[Data records]
::::

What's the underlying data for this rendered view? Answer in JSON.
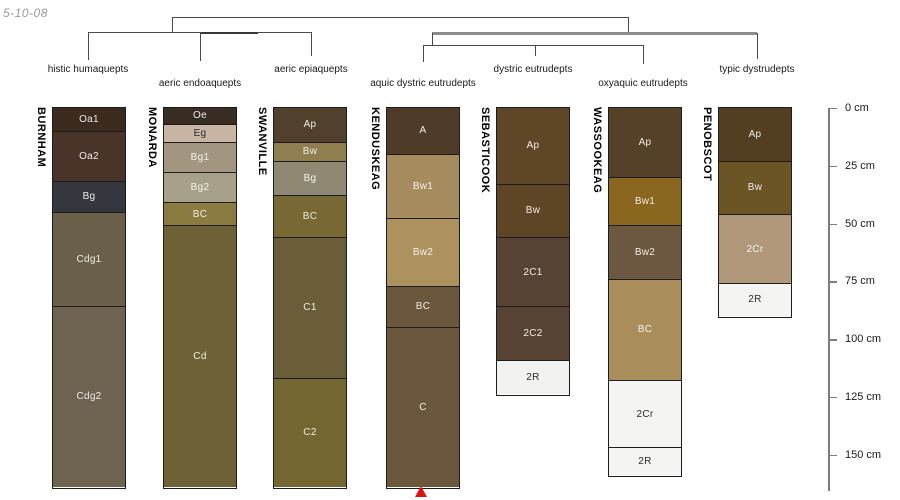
{
  "meta": {
    "date_stamp": "5-10-08"
  },
  "chart_data": {
    "type": "soil-profile-dendrogram",
    "description": "Dendrogram of soil taxonomic groups above soil profile sketches with horizon designations and a depth scale",
    "depth_unit": "cm",
    "px_per_cm": 2.312,
    "surface_px": 108,
    "depth_axis": {
      "x": 828,
      "bottom_px": 491,
      "tick_length": 9,
      "ticks_cm": [
        0,
        25,
        50,
        75,
        100,
        125,
        150
      ],
      "tick_label_suffix": " cm"
    },
    "dendrogram": {
      "groups": [
        {
          "label": "histic humaquepts",
          "x": 88,
          "y": 64
        },
        {
          "label": "aeric endoaquepts",
          "x": 200,
          "y": 78
        },
        {
          "label": "aeric epiaquepts",
          "x": 311,
          "y": 64
        },
        {
          "label": "aquic dystric eutrudepts",
          "x": 423,
          "y": 78
        },
        {
          "label": "dystric eutrudepts",
          "x": 533,
          "y": 64
        },
        {
          "label": "oxyaquic eutrudepts",
          "x": 643,
          "y": 78
        },
        {
          "label": "typic dystrudepts",
          "x": 757,
          "y": 64
        }
      ],
      "segments": [
        {
          "x1": 172,
          "y1": 17,
          "x2": 628,
          "y2": 17
        },
        {
          "x1": 172,
          "y1": 17,
          "x2": 172,
          "y2": 32
        },
        {
          "x1": 88,
          "y1": 32,
          "x2": 311,
          "y2": 32
        },
        {
          "x1": 200,
          "y1": 31.5,
          "x2": 258,
          "y2": 31.5,
          "w": 2,
          "color": "#383838"
        },
        {
          "x1": 88,
          "y1": 32,
          "x2": 88,
          "y2": 60
        },
        {
          "x1": 200,
          "y1": 32,
          "x2": 200,
          "y2": 61
        },
        {
          "x1": 311,
          "y1": 32,
          "x2": 311,
          "y2": 56
        },
        {
          "x1": 628,
          "y1": 17,
          "x2": 628,
          "y2": 33
        },
        {
          "x1": 432,
          "y1": 32,
          "x2": 757,
          "y2": 32,
          "w": 2.5,
          "color": "#8c8c8c"
        },
        {
          "x1": 757,
          "y1": 33,
          "x2": 757,
          "y2": 59
        },
        {
          "x1": 432,
          "y1": 33,
          "x2": 432,
          "y2": 45
        },
        {
          "x1": 423,
          "y1": 45,
          "x2": 643,
          "y2": 45
        },
        {
          "x1": 423,
          "y1": 45,
          "x2": 423,
          "y2": 62
        },
        {
          "x1": 535,
          "y1": 45,
          "x2": 535,
          "y2": 56
        },
        {
          "x1": 643,
          "y1": 45,
          "x2": 643,
          "y2": 64
        }
      ]
    },
    "profiles": [
      {
        "name": "BURNHAM",
        "taxon": "histic humaquepts",
        "x": 52,
        "width": 74,
        "horizons": [
          {
            "name": "Oa1",
            "top_cm": 0,
            "bottom_cm": 10,
            "color": "#3B2B1F",
            "text": "#EFECE6"
          },
          {
            "name": "Oa2",
            "top_cm": 10,
            "bottom_cm": 32,
            "color": "#4A342A",
            "text": "#EFECE6"
          },
          {
            "name": "Bg",
            "top_cm": 32,
            "bottom_cm": 45,
            "color": "#34373D",
            "text": "#EFECE6"
          },
          {
            "name": "Cdg1",
            "top_cm": 45,
            "bottom_cm": 86,
            "color": "#6A6049",
            "text": "#EFECE6"
          },
          {
            "name": "Cdg2",
            "top_cm": 86,
            "bottom_cm": 164,
            "color": "#6D6350",
            "text": "#EFECE6"
          }
        ]
      },
      {
        "name": "MONARDA",
        "taxon": "aeric endoaquepts",
        "x": 163,
        "width": 74,
        "horizons": [
          {
            "name": "Oe",
            "top_cm": 0,
            "bottom_cm": 7,
            "color": "#382D23",
            "text": "#EFECE6"
          },
          {
            "name": "Eg",
            "top_cm": 7,
            "bottom_cm": 15,
            "color": "#C9B5A3",
            "text": "#2b2b2b"
          },
          {
            "name": "Bg1",
            "top_cm": 15,
            "bottom_cm": 28,
            "color": "#A29681",
            "text": "#F4F2EE"
          },
          {
            "name": "Bg2",
            "top_cm": 28,
            "bottom_cm": 41,
            "color": "#A8A18A",
            "text": "#F4F2EE"
          },
          {
            "name": "BC",
            "top_cm": 41,
            "bottom_cm": 51,
            "color": "#8B7B41",
            "text": "#EFECE6"
          },
          {
            "name": "Cd",
            "top_cm": 51,
            "bottom_cm": 164,
            "color": "#6E6136",
            "text": "#EFECE6"
          }
        ]
      },
      {
        "name": "SWANVILLE",
        "taxon": "aeric epiaquepts",
        "x": 273,
        "width": 74,
        "horizons": [
          {
            "name": "Ap",
            "top_cm": 0,
            "bottom_cm": 15,
            "color": "#51402B",
            "text": "#EFECE6"
          },
          {
            "name": "Bw",
            "top_cm": 15,
            "bottom_cm": 23,
            "color": "#8F7E50",
            "text": "#EFECE6"
          },
          {
            "name": "Bg",
            "top_cm": 23,
            "bottom_cm": 38,
            "color": "#8F8973",
            "text": "#F4F2EE"
          },
          {
            "name": "BC",
            "top_cm": 38,
            "bottom_cm": 56,
            "color": "#776834",
            "text": "#EFECE6"
          },
          {
            "name": "C1",
            "top_cm": 56,
            "bottom_cm": 117,
            "color": "#6A5E3A",
            "text": "#EFECE6"
          },
          {
            "name": "C2",
            "top_cm": 117,
            "bottom_cm": 164,
            "color": "#746631",
            "text": "#EFECE6"
          }
        ]
      },
      {
        "name": "KENDUSKEAG",
        "taxon": "aquic dystric eutrudepts",
        "x": 386,
        "width": 74,
        "horizons": [
          {
            "name": "A",
            "top_cm": 0,
            "bottom_cm": 20,
            "color": "#4E3C29",
            "text": "#EFECE6"
          },
          {
            "name": "Bw1",
            "top_cm": 20,
            "bottom_cm": 48,
            "color": "#A58B5E",
            "text": "#F4F2EE"
          },
          {
            "name": "Bw2",
            "top_cm": 48,
            "bottom_cm": 77,
            "color": "#AD9260",
            "text": "#F4F2EE"
          },
          {
            "name": "BC",
            "top_cm": 77,
            "bottom_cm": 95,
            "color": "#6B573B",
            "text": "#EFECE6"
          },
          {
            "name": "C",
            "top_cm": 95,
            "bottom_cm": 164,
            "color": "#6A573C",
            "text": "#EFECE6"
          }
        ]
      },
      {
        "name": "SEBASTICOOK",
        "taxon": "dystric eutrudepts",
        "x": 496,
        "width": 74,
        "horizons": [
          {
            "name": "Ap",
            "top_cm": 0,
            "bottom_cm": 33,
            "color": "#5F4627",
            "text": "#EFECE6"
          },
          {
            "name": "Bw",
            "top_cm": 33,
            "bottom_cm": 56,
            "color": "#5D4526",
            "text": "#EFECE6"
          },
          {
            "name": "2C1",
            "top_cm": 56,
            "bottom_cm": 86,
            "color": "#574333",
            "text": "#EFECE6"
          },
          {
            "name": "2C2",
            "top_cm": 86,
            "bottom_cm": 109,
            "color": "#574333",
            "text": "#EFECE6"
          },
          {
            "name": "2R",
            "top_cm": 109,
            "bottom_cm": 124,
            "color": "#F2F2F0",
            "text": "#2b2b2b"
          }
        ]
      },
      {
        "name": "WASSOOKEAG",
        "taxon": "oxyaquic eutrudepts",
        "x": 608,
        "width": 74,
        "horizons": [
          {
            "name": "Ap",
            "top_cm": 0,
            "bottom_cm": 30,
            "color": "#544128",
            "text": "#EFECE6"
          },
          {
            "name": "Bw1",
            "top_cm": 30,
            "bottom_cm": 51,
            "color": "#8A661E",
            "text": "#EFECE6"
          },
          {
            "name": "Bw2",
            "top_cm": 51,
            "bottom_cm": 74,
            "color": "#6C5740",
            "text": "#EFECE6"
          },
          {
            "name": "BC",
            "top_cm": 74,
            "bottom_cm": 118,
            "color": "#A98E5B",
            "text": "#F4F2EE"
          },
          {
            "name": "2Cr",
            "top_cm": 118,
            "bottom_cm": 147,
            "color": "#F4F4F3",
            "text": "#2b2b2b"
          },
          {
            "name": "2R",
            "top_cm": 147,
            "bottom_cm": 159,
            "color": "#F4F4F3",
            "text": "#2b2b2b"
          }
        ]
      },
      {
        "name": "PENOBSCOT",
        "taxon": "typic dystrudepts",
        "x": 718,
        "width": 74,
        "horizons": [
          {
            "name": "Ap",
            "top_cm": 0,
            "bottom_cm": 23,
            "color": "#543E22",
            "text": "#EFECE6"
          },
          {
            "name": "Bw",
            "top_cm": 23,
            "bottom_cm": 46,
            "color": "#6C5524",
            "text": "#EFECE6"
          },
          {
            "name": "2Cr",
            "top_cm": 46,
            "bottom_cm": 76,
            "color": "#B2987A",
            "text": "#F4F2EE"
          },
          {
            "name": "2R",
            "top_cm": 76,
            "bottom_cm": 90,
            "color": "#F4F4F3",
            "text": "#2b2b2b"
          }
        ]
      }
    ],
    "marker": {
      "shape": "triangle-up",
      "color": "#DE1212",
      "x": 421,
      "y": 486,
      "profile": "KENDUSKEAG"
    }
  }
}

::::

◆ Exercise brief ◆
Copy all lines from the listing that contain "groups".

◆ Task answer ◆
    "description": "Dendrogram of soil taxonomic groups above soil profile sketches with horizon designations and a depth scale",
      "groups": [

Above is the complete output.